_WHAT IS EXPECTED:_
Find the lines with "positive" in them and copy them out.

Dataset entries
※

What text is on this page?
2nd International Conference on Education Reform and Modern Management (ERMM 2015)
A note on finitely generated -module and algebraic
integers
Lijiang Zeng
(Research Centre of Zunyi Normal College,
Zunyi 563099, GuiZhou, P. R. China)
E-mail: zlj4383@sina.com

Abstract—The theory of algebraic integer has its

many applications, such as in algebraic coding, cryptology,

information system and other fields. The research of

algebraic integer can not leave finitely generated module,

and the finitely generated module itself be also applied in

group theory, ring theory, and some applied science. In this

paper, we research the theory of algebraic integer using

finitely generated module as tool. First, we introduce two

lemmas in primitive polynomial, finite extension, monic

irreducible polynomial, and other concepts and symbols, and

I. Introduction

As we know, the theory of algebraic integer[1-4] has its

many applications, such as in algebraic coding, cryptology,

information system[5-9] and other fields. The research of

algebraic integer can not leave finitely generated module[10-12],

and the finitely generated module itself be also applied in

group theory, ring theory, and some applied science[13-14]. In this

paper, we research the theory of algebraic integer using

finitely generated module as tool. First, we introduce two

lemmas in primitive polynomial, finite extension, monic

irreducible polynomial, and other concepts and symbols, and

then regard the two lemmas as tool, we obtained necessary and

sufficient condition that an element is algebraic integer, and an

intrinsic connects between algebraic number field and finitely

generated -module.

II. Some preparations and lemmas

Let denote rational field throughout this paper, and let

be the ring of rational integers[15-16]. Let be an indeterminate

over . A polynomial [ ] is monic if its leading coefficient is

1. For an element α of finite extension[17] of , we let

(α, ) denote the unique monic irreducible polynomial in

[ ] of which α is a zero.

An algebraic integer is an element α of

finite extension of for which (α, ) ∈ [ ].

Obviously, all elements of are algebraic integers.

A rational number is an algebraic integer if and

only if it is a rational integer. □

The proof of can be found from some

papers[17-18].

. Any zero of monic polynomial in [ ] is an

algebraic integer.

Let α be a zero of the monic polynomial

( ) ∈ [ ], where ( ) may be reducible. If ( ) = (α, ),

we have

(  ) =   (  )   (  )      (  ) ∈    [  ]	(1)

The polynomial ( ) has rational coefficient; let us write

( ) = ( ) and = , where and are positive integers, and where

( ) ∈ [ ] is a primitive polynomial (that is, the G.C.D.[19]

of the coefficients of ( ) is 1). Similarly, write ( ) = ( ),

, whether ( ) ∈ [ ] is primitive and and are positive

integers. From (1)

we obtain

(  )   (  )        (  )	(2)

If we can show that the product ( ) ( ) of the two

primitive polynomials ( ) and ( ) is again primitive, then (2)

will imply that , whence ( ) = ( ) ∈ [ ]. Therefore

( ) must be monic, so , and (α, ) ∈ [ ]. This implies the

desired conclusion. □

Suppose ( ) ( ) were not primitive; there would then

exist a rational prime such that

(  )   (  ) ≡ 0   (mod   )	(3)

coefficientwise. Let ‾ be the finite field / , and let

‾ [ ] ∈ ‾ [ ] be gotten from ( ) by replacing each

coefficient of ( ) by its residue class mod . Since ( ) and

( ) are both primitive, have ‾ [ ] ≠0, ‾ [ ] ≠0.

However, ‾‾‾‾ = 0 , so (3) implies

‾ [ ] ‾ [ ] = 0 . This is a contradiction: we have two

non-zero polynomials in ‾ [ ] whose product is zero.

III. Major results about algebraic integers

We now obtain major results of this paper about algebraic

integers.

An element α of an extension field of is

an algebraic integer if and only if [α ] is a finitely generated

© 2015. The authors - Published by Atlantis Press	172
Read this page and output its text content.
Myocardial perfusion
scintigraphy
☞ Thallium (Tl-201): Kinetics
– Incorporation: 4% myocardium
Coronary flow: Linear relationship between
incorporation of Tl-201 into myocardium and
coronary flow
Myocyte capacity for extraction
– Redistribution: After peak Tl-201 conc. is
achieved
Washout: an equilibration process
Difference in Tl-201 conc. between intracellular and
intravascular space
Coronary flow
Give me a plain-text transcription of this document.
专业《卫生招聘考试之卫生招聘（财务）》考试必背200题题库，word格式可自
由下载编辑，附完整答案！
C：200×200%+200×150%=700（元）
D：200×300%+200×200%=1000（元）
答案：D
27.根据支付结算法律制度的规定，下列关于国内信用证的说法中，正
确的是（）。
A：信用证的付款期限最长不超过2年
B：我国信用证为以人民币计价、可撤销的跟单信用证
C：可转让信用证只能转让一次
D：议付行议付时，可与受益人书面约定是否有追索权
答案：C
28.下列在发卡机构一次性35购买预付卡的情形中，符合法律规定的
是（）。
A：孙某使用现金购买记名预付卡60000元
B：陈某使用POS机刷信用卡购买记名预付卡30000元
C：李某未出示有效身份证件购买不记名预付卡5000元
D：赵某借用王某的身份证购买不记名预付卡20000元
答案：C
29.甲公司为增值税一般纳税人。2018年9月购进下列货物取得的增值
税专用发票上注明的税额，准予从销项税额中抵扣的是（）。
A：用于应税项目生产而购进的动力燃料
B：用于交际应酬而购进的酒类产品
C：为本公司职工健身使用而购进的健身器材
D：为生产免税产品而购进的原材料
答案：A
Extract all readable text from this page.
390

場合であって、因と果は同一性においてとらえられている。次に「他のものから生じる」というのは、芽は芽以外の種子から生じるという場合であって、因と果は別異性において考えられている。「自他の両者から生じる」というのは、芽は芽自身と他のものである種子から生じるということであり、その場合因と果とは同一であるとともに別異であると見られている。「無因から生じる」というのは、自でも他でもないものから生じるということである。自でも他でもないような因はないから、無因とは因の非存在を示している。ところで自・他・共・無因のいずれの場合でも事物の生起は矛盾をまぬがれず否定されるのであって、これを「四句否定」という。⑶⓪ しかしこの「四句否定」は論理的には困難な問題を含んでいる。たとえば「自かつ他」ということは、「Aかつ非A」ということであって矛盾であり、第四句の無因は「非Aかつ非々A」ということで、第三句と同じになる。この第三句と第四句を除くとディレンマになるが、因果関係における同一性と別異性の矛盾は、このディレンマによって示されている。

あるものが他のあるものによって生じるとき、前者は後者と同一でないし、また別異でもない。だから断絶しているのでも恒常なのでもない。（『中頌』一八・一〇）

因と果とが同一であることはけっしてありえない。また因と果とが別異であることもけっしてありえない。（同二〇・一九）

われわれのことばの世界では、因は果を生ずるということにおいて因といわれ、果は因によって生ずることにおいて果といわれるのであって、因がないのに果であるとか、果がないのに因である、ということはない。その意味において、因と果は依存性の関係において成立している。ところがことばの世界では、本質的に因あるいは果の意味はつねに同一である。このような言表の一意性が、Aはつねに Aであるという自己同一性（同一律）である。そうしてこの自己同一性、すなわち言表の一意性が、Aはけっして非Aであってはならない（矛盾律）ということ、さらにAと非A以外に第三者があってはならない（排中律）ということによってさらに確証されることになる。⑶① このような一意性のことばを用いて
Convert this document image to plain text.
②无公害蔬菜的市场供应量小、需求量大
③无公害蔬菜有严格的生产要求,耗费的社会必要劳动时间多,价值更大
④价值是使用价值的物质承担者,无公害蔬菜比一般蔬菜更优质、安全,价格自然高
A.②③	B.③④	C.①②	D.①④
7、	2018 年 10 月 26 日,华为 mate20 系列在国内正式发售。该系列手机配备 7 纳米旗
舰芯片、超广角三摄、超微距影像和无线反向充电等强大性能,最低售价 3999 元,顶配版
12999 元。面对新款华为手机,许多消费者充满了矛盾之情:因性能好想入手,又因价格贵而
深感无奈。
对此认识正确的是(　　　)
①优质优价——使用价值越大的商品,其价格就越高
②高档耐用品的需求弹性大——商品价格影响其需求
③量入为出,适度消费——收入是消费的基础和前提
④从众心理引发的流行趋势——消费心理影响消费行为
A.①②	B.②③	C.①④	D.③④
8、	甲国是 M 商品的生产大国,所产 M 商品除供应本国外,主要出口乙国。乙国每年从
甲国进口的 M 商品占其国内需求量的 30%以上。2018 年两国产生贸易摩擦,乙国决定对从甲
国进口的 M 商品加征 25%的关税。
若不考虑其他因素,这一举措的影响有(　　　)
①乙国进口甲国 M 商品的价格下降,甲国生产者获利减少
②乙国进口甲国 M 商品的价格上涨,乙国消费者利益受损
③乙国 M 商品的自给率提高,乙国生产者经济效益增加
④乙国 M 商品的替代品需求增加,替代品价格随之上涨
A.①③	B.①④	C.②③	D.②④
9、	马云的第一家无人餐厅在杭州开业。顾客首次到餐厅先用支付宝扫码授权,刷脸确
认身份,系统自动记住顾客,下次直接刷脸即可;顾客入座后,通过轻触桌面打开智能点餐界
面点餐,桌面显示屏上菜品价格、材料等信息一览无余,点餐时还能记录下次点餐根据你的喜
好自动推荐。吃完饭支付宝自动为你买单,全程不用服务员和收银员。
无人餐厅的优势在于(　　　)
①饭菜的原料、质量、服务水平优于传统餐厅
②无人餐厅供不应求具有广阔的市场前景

※

_EXERCISE RESULT:_
( ) = ( ) and = , where and are positive integers, and where
, whether ( ) ∈ [ ] is primitive and and are positive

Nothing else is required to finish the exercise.